**THE REQUEST**: Isolate every line in the records below with "CARHUACASHA" in it.
## begin MATERIAL FOR THIS EXERCISE
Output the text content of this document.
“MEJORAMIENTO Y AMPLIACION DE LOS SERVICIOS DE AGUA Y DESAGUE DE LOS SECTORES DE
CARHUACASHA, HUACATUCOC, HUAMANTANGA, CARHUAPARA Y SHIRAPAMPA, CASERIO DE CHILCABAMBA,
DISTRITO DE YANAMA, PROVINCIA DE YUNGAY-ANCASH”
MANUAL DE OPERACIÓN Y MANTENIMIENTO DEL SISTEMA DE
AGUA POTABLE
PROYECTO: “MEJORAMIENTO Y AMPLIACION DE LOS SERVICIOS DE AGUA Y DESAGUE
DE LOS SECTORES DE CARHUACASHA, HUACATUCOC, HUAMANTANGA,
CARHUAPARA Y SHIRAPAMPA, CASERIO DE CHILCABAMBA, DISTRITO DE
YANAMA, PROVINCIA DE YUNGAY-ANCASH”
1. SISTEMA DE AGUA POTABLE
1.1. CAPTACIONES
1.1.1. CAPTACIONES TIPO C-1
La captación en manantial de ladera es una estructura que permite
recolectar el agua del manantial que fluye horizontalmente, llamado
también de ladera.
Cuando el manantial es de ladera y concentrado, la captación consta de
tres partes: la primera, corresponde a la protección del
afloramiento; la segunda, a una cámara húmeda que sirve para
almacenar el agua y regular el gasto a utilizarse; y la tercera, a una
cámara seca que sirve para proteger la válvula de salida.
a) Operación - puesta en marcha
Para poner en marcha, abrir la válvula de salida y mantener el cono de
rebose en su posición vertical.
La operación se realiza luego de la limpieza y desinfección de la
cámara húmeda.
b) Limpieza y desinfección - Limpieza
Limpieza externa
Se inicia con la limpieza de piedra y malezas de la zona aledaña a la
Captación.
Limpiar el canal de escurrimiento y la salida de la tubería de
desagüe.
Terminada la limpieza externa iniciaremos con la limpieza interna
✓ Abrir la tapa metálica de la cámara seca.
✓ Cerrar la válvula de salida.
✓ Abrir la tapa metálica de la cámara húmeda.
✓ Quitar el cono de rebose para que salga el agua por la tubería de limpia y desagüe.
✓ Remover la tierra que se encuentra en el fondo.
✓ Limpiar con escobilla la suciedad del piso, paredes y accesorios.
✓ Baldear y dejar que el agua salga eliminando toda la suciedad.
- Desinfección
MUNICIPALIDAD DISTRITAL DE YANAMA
## end MATERIAL FOR THIS EXERCISE
**THE RESPONSE**:
CARHUACASHA, HUACATUCOC, HUAMANTANGA, CARHUAPARA Y SHIRAPAMPA, CASERIO DE CHILCABAMBA,
DE LOS SECTORES DE CARHUACASHA, HUACATUCOC, HUAMANTANGA,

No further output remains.